WHAT THE TASK ASKS: State how many lines in the records hold the word "cookie", giving the number and no other text.

[SOURCE INFORMATION Boundary: Start]

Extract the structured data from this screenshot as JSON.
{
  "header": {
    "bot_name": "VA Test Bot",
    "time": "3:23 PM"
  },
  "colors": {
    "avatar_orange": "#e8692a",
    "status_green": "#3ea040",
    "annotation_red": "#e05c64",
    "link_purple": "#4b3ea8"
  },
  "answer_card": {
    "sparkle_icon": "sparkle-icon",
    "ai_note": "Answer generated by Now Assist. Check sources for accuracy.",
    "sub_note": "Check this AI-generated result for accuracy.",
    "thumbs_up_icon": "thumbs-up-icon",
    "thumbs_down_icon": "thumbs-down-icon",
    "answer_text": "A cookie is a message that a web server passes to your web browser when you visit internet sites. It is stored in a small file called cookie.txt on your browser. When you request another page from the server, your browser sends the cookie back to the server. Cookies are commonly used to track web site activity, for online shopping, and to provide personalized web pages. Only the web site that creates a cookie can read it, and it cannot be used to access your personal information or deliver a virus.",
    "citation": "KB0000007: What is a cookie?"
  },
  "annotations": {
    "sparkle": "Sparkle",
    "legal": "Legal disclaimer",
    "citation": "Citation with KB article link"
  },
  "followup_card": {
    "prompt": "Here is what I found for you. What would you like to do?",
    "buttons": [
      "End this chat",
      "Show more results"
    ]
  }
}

[SOURCE INFORMATION Boundary: End]

ANSWER AREA: 2